Set exercise: Here are some records; quote them exactly, leaving out the pictures.

Supplied entries:
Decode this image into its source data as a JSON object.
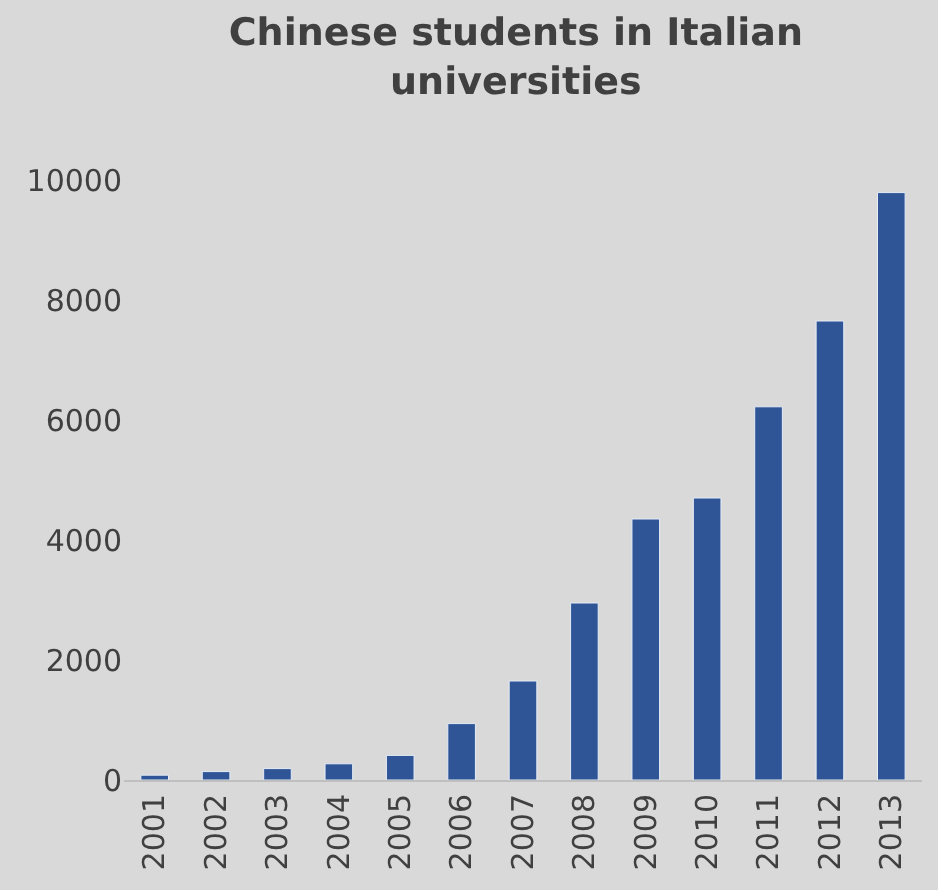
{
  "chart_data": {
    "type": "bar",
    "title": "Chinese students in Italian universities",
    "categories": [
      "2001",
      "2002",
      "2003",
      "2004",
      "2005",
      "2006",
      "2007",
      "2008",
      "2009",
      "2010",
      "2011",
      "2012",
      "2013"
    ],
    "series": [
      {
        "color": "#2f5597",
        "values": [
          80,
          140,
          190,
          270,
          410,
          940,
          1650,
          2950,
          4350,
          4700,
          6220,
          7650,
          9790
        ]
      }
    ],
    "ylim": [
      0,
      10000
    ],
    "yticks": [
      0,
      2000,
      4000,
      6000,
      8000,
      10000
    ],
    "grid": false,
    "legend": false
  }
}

Solved problem:
Decode this image into its source data as a JSON object.
{
  "chart_data": {
    "type": "bar",
    "title": "Chinese students in Italian universities",
    "categories": [
      "2001",
      "2002",
      "2003",
      "2004",
      "2005",
      "2006",
      "2007",
      "2008",
      "2009",
      "2010",
      "2011",
      "2012",
      "2013"
    ],
    "series": [
      {
        "color": "#2f5597",
        "values": [
          80,
          140,
          190,
          270,
          410,
          940,
          1650,
          2950,
          4350,
          4700,
          6220,
          7650,
          9790
        ]
      }
    ],
    "ylim": [
      0,
      10000
    ],
    "yticks": [
      0,
      2000,
      4000,
      6000,
      8000,
      10000
    ],
    "grid": false,
    "legend": false
  }
}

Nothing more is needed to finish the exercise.